*Aim of the task*
Select from the data all lines with the word "читает".

======== Provided data ========

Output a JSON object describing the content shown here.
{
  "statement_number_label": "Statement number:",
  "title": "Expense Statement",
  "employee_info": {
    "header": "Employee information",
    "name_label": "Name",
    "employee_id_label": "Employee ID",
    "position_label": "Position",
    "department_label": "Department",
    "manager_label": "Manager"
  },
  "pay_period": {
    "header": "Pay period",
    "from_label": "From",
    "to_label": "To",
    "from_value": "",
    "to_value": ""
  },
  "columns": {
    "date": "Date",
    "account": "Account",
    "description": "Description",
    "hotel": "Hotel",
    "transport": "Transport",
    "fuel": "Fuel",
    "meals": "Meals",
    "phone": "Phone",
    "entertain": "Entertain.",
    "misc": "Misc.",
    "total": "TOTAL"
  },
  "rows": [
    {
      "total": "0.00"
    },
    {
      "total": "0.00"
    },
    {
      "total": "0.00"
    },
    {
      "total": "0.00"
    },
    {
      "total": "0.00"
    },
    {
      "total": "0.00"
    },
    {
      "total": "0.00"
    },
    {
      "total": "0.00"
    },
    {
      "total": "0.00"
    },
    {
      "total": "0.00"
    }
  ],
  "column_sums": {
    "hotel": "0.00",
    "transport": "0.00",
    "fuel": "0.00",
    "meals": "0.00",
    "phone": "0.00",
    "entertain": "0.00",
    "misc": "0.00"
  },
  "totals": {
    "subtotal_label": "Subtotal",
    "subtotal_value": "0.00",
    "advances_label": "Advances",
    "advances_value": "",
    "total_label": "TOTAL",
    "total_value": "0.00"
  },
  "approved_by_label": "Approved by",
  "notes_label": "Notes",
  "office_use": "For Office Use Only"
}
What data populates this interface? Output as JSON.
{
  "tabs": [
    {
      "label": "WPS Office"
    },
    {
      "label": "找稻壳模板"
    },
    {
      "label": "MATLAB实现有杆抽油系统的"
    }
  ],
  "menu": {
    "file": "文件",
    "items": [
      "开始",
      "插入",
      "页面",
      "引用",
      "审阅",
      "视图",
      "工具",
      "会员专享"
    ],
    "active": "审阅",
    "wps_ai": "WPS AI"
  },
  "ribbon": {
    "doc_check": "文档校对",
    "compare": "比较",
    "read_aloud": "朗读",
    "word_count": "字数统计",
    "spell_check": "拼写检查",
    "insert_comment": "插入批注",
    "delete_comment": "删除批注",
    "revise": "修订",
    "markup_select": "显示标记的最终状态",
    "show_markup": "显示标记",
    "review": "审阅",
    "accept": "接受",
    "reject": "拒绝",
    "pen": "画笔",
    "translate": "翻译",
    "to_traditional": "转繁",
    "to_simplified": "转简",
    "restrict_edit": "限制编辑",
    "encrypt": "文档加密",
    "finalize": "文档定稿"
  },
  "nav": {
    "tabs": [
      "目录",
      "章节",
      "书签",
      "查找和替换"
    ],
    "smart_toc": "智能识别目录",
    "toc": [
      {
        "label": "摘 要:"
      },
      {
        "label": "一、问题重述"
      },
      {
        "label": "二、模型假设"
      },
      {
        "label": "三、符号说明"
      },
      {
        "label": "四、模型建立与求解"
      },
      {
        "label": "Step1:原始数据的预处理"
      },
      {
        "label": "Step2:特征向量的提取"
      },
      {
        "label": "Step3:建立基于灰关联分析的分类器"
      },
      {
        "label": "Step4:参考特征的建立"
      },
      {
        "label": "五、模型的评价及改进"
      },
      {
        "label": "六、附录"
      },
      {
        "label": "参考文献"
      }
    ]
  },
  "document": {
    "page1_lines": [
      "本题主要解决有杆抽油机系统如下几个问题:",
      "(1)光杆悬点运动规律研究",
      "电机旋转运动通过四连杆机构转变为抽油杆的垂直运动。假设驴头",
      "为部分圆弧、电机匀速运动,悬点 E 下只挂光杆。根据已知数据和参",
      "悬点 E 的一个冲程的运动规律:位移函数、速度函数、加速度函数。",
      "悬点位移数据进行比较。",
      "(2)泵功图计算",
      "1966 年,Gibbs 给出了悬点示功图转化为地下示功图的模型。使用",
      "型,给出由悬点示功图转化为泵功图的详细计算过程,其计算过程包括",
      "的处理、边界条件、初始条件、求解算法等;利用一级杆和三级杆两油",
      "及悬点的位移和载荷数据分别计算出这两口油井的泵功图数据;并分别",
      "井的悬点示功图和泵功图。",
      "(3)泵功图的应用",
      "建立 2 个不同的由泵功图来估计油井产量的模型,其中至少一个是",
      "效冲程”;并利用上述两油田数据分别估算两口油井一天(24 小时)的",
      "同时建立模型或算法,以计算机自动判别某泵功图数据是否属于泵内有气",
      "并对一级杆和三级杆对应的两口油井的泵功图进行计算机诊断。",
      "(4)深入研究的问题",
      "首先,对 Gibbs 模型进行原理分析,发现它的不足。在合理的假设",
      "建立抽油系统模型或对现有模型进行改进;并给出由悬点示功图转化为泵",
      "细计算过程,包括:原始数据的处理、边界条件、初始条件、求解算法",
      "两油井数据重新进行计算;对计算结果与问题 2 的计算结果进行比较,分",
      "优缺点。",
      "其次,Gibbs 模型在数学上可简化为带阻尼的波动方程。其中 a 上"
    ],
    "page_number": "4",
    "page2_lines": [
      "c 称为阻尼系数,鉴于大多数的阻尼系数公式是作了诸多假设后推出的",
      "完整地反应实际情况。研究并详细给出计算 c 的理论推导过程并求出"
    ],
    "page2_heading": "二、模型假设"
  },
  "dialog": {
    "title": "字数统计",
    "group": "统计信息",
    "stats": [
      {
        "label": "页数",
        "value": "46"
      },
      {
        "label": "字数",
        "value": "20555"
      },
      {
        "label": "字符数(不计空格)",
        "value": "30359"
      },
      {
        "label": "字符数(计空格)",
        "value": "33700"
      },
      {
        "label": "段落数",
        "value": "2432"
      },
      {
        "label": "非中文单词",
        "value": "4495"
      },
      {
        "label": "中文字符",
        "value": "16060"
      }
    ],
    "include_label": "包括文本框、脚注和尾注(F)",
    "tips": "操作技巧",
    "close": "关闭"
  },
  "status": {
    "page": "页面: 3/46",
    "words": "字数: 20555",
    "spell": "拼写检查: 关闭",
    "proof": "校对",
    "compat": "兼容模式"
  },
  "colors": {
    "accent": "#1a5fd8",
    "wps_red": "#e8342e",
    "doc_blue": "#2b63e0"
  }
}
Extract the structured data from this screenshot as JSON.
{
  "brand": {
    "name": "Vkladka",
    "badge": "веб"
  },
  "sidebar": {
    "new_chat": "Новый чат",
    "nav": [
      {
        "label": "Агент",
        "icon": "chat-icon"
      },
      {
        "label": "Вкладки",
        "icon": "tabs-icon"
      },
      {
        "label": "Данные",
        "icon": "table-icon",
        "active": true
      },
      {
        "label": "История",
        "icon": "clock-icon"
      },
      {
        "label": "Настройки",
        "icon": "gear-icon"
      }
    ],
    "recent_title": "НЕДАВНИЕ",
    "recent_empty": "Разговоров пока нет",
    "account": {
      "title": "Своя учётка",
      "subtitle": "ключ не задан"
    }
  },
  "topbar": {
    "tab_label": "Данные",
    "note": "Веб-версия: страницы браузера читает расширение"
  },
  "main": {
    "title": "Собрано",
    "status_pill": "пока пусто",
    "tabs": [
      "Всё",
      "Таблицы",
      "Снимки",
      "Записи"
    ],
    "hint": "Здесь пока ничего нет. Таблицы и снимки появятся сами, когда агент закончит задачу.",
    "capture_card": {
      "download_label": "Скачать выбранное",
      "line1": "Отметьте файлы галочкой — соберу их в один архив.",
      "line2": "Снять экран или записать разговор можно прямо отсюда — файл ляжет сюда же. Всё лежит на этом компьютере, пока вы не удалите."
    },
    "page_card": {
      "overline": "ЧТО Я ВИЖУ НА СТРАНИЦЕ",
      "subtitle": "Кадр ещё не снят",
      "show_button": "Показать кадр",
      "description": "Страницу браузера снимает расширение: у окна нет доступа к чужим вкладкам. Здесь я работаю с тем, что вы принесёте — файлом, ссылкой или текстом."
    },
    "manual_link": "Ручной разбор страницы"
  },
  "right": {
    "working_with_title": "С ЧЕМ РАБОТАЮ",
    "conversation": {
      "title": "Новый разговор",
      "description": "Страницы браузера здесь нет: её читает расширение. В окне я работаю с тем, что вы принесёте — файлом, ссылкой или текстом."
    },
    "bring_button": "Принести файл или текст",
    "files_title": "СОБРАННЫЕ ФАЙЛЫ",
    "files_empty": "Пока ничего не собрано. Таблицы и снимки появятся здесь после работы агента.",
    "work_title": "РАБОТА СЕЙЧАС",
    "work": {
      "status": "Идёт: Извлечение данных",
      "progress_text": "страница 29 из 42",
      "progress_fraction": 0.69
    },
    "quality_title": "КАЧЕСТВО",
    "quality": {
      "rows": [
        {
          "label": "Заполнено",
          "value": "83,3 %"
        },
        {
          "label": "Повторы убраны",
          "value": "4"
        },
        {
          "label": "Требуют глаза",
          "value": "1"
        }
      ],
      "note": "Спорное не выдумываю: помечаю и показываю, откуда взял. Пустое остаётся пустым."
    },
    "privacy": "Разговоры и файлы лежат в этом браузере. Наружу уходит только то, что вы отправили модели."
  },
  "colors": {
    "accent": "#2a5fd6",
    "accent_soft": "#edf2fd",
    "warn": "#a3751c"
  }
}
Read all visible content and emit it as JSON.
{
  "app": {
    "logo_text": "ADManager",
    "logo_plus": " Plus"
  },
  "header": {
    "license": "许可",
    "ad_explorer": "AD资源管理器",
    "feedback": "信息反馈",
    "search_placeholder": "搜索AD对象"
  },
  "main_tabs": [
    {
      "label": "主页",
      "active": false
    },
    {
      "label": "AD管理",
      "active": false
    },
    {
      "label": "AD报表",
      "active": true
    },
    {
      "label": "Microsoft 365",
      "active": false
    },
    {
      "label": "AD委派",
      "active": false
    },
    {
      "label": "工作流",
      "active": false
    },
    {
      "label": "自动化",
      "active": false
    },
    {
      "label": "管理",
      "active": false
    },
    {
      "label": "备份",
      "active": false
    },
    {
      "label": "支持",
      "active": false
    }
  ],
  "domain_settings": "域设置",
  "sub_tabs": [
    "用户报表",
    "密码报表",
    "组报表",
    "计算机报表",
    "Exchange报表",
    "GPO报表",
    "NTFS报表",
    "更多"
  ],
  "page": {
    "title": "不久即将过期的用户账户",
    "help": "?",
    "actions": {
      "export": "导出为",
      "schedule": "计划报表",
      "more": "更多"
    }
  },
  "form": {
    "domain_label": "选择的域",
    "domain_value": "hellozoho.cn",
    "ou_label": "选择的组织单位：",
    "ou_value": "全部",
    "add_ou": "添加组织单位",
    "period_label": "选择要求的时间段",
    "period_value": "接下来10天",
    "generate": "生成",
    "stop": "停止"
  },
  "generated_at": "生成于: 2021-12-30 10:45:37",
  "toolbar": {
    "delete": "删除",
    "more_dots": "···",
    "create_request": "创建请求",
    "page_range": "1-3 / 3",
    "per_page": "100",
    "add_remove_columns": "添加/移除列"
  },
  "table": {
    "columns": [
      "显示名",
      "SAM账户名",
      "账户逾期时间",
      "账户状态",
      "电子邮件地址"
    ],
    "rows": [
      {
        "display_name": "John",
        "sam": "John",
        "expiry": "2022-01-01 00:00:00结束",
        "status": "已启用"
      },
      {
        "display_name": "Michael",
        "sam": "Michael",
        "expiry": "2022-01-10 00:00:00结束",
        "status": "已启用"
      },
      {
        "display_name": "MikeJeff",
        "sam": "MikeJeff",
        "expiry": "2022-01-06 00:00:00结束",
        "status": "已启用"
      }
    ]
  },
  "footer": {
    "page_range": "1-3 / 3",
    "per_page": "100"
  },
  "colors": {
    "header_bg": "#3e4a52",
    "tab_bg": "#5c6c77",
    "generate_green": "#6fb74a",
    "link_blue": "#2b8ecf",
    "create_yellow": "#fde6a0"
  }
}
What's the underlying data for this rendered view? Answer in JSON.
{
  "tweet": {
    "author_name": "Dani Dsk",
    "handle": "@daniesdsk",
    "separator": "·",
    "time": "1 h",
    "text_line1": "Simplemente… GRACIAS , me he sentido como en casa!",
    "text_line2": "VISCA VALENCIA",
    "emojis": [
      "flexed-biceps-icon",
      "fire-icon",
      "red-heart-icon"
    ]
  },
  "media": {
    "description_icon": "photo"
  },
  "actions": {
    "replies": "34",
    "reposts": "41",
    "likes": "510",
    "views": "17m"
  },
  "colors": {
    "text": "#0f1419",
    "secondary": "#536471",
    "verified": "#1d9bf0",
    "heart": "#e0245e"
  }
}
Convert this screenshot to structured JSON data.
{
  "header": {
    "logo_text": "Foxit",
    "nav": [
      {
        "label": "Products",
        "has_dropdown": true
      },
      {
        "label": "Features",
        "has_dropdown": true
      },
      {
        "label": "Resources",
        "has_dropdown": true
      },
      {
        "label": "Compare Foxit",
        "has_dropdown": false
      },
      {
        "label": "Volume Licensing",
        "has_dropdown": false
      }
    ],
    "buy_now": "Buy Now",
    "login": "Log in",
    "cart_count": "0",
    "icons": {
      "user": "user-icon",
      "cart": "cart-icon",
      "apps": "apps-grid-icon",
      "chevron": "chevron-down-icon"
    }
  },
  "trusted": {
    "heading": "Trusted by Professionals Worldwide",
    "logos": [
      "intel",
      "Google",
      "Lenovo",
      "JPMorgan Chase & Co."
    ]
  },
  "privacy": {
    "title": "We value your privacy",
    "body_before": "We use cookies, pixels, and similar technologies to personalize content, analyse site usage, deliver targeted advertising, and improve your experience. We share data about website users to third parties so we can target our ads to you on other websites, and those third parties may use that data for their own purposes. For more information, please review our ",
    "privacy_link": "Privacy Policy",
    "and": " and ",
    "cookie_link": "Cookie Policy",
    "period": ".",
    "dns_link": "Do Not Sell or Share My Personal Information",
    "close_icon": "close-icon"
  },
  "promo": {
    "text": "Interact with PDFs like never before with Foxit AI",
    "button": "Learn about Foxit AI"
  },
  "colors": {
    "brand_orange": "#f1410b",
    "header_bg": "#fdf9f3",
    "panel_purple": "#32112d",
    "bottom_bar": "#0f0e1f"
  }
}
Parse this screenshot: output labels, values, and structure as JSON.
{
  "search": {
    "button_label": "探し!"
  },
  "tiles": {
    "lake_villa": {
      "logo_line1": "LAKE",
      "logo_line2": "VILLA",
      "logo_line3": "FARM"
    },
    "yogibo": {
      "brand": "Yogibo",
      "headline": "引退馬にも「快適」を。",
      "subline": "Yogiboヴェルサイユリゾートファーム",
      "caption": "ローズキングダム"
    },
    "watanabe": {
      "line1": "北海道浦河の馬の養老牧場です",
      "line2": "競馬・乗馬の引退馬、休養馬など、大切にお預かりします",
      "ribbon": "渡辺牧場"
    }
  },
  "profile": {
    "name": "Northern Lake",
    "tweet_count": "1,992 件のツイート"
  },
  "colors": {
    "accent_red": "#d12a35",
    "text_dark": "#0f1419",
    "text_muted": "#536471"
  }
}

========

*In response*
    "note": "Веб-версия: страницы браузера читает расширение"
      "description": "Страницы браузера здесь нет: её читает расширение. В окне я работаю с тем, что вы принесёте — файлом, ссылкой или текстом."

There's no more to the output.